Aim: Copy out the lines that include the word "world".

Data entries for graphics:
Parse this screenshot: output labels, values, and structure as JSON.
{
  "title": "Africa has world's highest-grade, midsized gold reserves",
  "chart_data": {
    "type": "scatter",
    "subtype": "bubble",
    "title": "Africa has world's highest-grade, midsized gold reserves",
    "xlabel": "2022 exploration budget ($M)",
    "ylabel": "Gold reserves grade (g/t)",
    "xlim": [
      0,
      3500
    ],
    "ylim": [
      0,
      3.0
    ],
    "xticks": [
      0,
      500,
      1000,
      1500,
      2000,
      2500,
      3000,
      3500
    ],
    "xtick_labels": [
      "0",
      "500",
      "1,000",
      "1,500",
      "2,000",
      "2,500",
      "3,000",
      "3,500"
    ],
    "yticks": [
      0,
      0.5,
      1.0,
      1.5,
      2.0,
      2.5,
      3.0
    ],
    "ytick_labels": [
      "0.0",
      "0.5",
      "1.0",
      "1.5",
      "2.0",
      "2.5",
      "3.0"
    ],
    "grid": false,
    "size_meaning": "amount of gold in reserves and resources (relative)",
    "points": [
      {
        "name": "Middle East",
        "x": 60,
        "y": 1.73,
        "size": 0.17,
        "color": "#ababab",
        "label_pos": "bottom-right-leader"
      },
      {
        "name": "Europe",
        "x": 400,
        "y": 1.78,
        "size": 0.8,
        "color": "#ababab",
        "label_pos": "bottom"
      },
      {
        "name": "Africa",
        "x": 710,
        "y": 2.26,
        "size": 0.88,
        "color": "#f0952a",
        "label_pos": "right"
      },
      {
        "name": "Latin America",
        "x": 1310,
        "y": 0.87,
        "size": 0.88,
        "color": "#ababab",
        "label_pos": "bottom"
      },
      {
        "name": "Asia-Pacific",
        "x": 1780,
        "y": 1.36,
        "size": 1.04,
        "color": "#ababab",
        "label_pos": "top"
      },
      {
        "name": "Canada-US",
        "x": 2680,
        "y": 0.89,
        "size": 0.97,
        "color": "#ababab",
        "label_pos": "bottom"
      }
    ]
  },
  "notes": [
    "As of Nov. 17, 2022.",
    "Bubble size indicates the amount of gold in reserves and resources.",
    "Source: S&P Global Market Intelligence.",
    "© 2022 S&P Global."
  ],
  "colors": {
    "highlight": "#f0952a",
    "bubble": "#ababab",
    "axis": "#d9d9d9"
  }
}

Result for this task:
  "title": "Africa has world's highest-grade, midsized gold reserves",
    "title": "Africa has world's highest-grade, midsized gold reserves",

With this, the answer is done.